- [What is required] Every line that holds the string "color" is to be identified and copied.

- [Data supplied]

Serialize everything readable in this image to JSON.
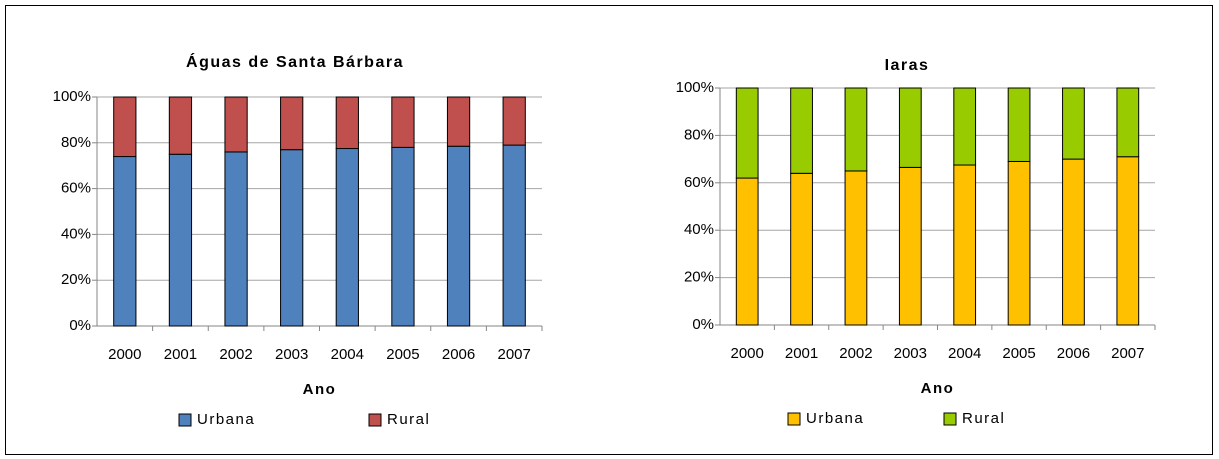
{
  "chart_data": [
    {
      "type": "bar",
      "stacked": true,
      "title": "Águas de Santa Bárbara",
      "x_label": "Ano",
      "categories": [
        "2000",
        "2001",
        "2002",
        "2003",
        "2004",
        "2005",
        "2006",
        "2007"
      ],
      "series": [
        {
          "name": "Urbana",
          "color": "#4f81bd",
          "values": [
            74,
            75,
            76,
            77,
            77.5,
            78,
            78.5,
            79
          ]
        },
        {
          "name": "Rural",
          "color": "#c0504d",
          "values": [
            26,
            25,
            24,
            23,
            22.5,
            22,
            21.5,
            21
          ]
        }
      ],
      "ylim": [
        0,
        100
      ],
      "yticks": [
        {
          "value": 0,
          "label": "0%"
        },
        {
          "value": 20,
          "label": "20%"
        },
        {
          "value": 40,
          "label": "40%"
        },
        {
          "value": 60,
          "label": "60%"
        },
        {
          "value": 80,
          "label": "80%"
        },
        {
          "value": 100,
          "label": "100%"
        }
      ],
      "grid": true,
      "legend": "bottom"
    },
    {
      "type": "bar",
      "stacked": true,
      "title": "Iaras",
      "x_label": "Ano",
      "categories": [
        "2000",
        "2001",
        "2002",
        "2003",
        "2004",
        "2005",
        "2006",
        "2007"
      ],
      "series": [
        {
          "name": "Urbana",
          "color": "#ffc000",
          "values": [
            62,
            64,
            65,
            66.5,
            67.5,
            69,
            70,
            71
          ]
        },
        {
          "name": "Rural",
          "color": "#99cc00",
          "values": [
            38,
            36,
            35,
            33.5,
            32.5,
            31,
            30,
            29
          ]
        }
      ],
      "ylim": [
        0,
        100
      ],
      "yticks": [
        {
          "value": 0,
          "label": "0%"
        },
        {
          "value": 20,
          "label": "20%"
        },
        {
          "value": 40,
          "label": "40%"
        },
        {
          "value": 60,
          "label": "60%"
        },
        {
          "value": 80,
          "label": "80%"
        },
        {
          "value": 100,
          "label": "100%"
        }
      ],
      "grid": true,
      "legend": "bottom"
    }
  ]
}
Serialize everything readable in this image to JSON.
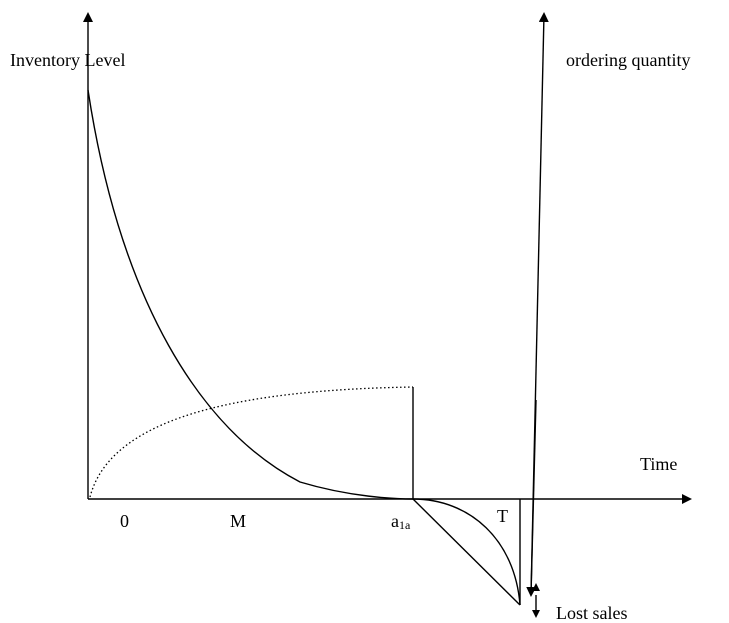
{
  "labels": {
    "y_axis": "Inventory Level",
    "right_axis": "ordering quantity",
    "x_axis": "Time",
    "tick_0": "0",
    "tick_m": "M",
    "tick_a_base": "a",
    "tick_a_sub": "1a",
    "tick_t": "T",
    "lost_sales": "Lost sales"
  }
}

- [Response]
          "color": "#4f81bd",
          "color": "#c0504d",
          "color": "#ffc000",
          "color": "#99cc00",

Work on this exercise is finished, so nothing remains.